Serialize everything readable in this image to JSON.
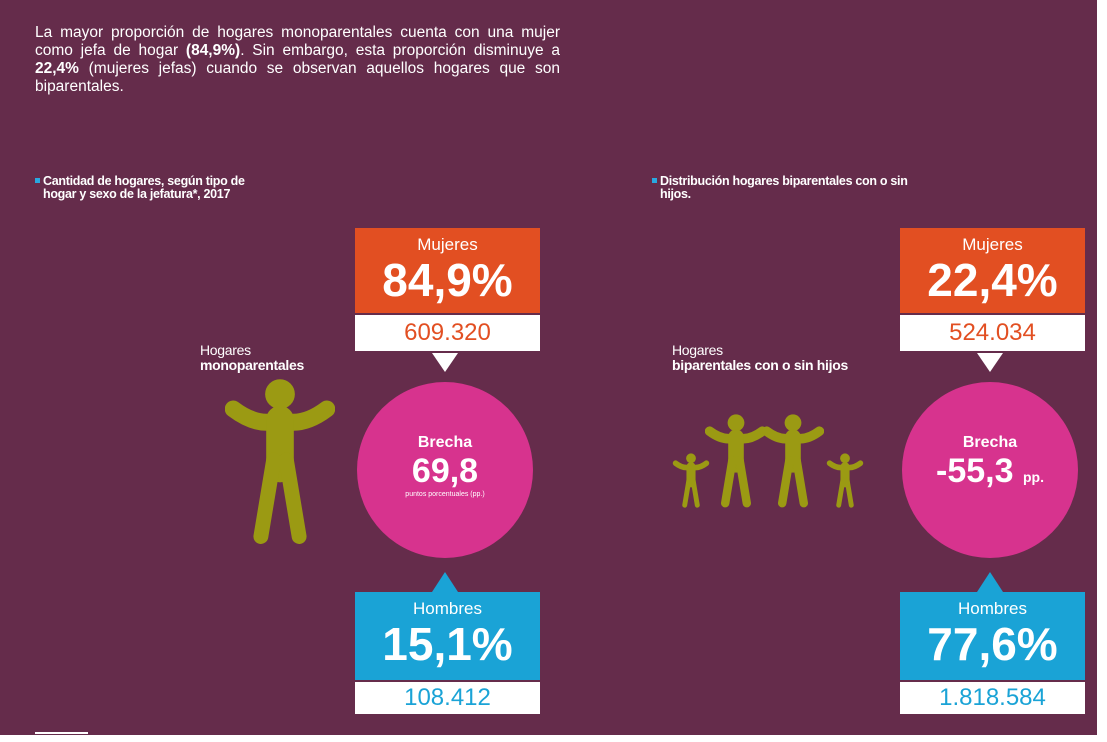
{
  "intro": {
    "p1": "La mayor proporción de hogares monoparentales cuenta con una mujer como jefa de hogar ",
    "b1": "(84,9%)",
    "p2": ". Sin embargo, esta proporción disminuye a ",
    "b2": "22,4%",
    "p3": " (mujeres jefas) cuando se observan aquellos hogares que son biparentales."
  },
  "left": {
    "caption": "Cantidad de hogares, según tipo de hogar y sexo de la jefatura*, 2017",
    "household": {
      "line1": "Hogares",
      "line2": "monoparentales"
    },
    "women": {
      "label": "Mujeres",
      "percent": "84,9%",
      "count": "609.320"
    },
    "gap": {
      "label": "Brecha",
      "value": "69,8",
      "unit": "puntos porcentuales (pp.)"
    },
    "men": {
      "label": "Hombres",
      "percent": "15,1%",
      "count": "108.412"
    }
  },
  "right": {
    "caption": "Distribución hogares biparentales con o sin hijos.",
    "household": {
      "line1": "Hogares",
      "line2": "biparentales con o sin hijos"
    },
    "women": {
      "label": "Mujeres",
      "percent": "22,4%",
      "count": "524.034"
    },
    "gap": {
      "label": "Brecha",
      "value": "-55,3",
      "unit": "pp."
    },
    "men": {
      "label": "Hombres",
      "percent": "77,6%",
      "count": "1.818.584"
    }
  }
}
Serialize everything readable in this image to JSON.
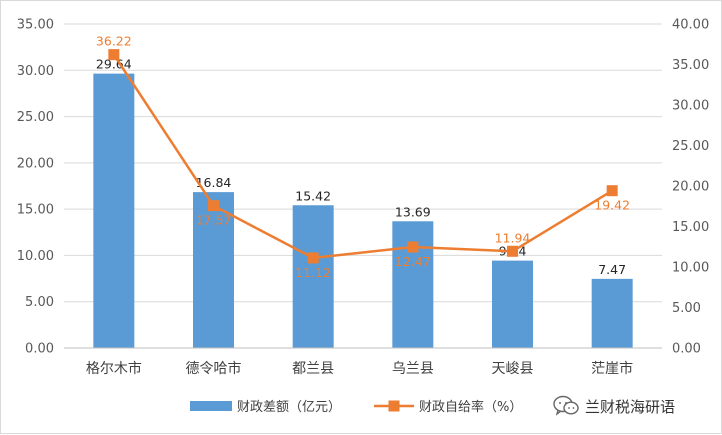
{
  "chart_data": {
    "type": "bar",
    "categories": [
      "格尔木市",
      "德令哈市",
      "都兰县",
      "乌兰县",
      "天峻县",
      "茫崖市"
    ],
    "series": [
      {
        "name": "财政差额（亿元）",
        "type": "bar",
        "axis": "left",
        "color": "#5b9bd5",
        "values": [
          29.64,
          16.84,
          15.42,
          13.69,
          9.44,
          7.47
        ],
        "labels": [
          "29.64",
          "16.84",
          "15.42",
          "13.69",
          "9.44",
          "7.47"
        ]
      },
      {
        "name": "财政自给率（%）",
        "type": "line",
        "axis": "right",
        "color": "#ed7d31",
        "values": [
          36.22,
          17.57,
          11.12,
          12.47,
          11.94,
          19.42
        ],
        "labels": [
          "36.22",
          "17.57",
          "11.12",
          "12.47",
          "11.94",
          "19.42"
        ]
      }
    ],
    "y_left": {
      "min": 0,
      "max": 35,
      "ticks": [
        "0.00",
        "5.00",
        "10.00",
        "15.00",
        "20.00",
        "25.00",
        "30.00",
        "35.00"
      ]
    },
    "y_right": {
      "min": 0,
      "max": 40,
      "ticks": [
        "0.00",
        "5.00",
        "10.00",
        "15.00",
        "20.00",
        "25.00",
        "30.00",
        "35.00",
        "40.00"
      ]
    },
    "grid": true,
    "legend": "bottom"
  },
  "watermark": {
    "text": "兰财税海研语",
    "icon": "wechat-icon"
  }
}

....

» What you should do: Output all of the data exactly as it stands, minus any images.

» Task result:
Serialize everything readable in this image to JSON.
{
  "intro": {
    "p1": "La mayor proporción de hogares monoparentales cuenta con una mujer como jefa de hogar ",
    "b1": "(84,9%)",
    "p2": ". Sin embargo, esta proporción disminuye a ",
    "b2": "22,4%",
    "p3": " (mujeres jefas) cuando se observan aquellos hogares que son biparentales."
  },
  "left": {
    "caption": "Cantidad de hogares, según tipo de hogar y sexo de la jefatura*, 2017",
    "household": {
      "line1": "Hogares",
      "line2": "monoparentales"
    },
    "women": {
      "label": "Mujeres",
      "percent": "84,9%",
      "count": "609.320"
    },
    "gap": {
      "label": "Brecha",
      "value": "69,8",
      "unit": "puntos porcentuales (pp.)"
    },
    "men": {
      "label": "Hombres",
      "percent": "15,1%",
      "count": "108.412"
    }
  },
  "right": {
    "caption": "Distribución hogares biparentales con o sin hijos.",
    "household": {
      "line1": "Hogares",
      "line2": "biparentales con o sin hijos"
    },
    "women": {
      "label": "Mujeres",
      "percent": "22,4%",
      "count": "524.034"
    },
    "gap": {
      "label": "Brecha",
      "value": "-55,3",
      "unit": "pp."
    },
    "men": {
      "label": "Hombres",
      "percent": "77,6%",
      "count": "1.818.584"
    }
  }
}
Serialize everything readable in this image to JSON.
{
  "chart_data": {
    "type": "bar",
    "categories": [
      "格尔木市",
      "德令哈市",
      "都兰县",
      "乌兰县",
      "天峻县",
      "茫崖市"
    ],
    "series": [
      {
        "name": "财政差额（亿元）",
        "type": "bar",
        "axis": "left",
        "color": "#5b9bd5",
        "values": [
          29.64,
          16.84,
          15.42,
          13.69,
          9.44,
          7.47
        ],
        "labels": [
          "29.64",
          "16.84",
          "15.42",
          "13.69",
          "9.44",
          "7.47"
        ]
      },
      {
        "name": "财政自给率（%）",
        "type": "line",
        "axis": "right",
        "color": "#ed7d31",
        "values": [
          36.22,
          17.57,
          11.12,
          12.47,
          11.94,
          19.42
        ],
        "labels": [
          "36.22",
          "17.57",
          "11.12",
          "12.47",
          "11.94",
          "19.42"
        ]
      }
    ],
    "y_left": {
      "min": 0,
      "max": 35,
      "ticks": [
        "0.00",
        "5.00",
        "10.00",
        "15.00",
        "20.00",
        "25.00",
        "30.00",
        "35.00"
      ]
    },
    "y_right": {
      "min": 0,
      "max": 40,
      "ticks": [
        "0.00",
        "5.00",
        "10.00",
        "15.00",
        "20.00",
        "25.00",
        "30.00",
        "35.00",
        "40.00"
      ]
    },
    "grid": true,
    "legend": "bottom"
  },
  "watermark": {
    "text": "兰财税海研语",
    "icon": "wechat-icon"
  }
}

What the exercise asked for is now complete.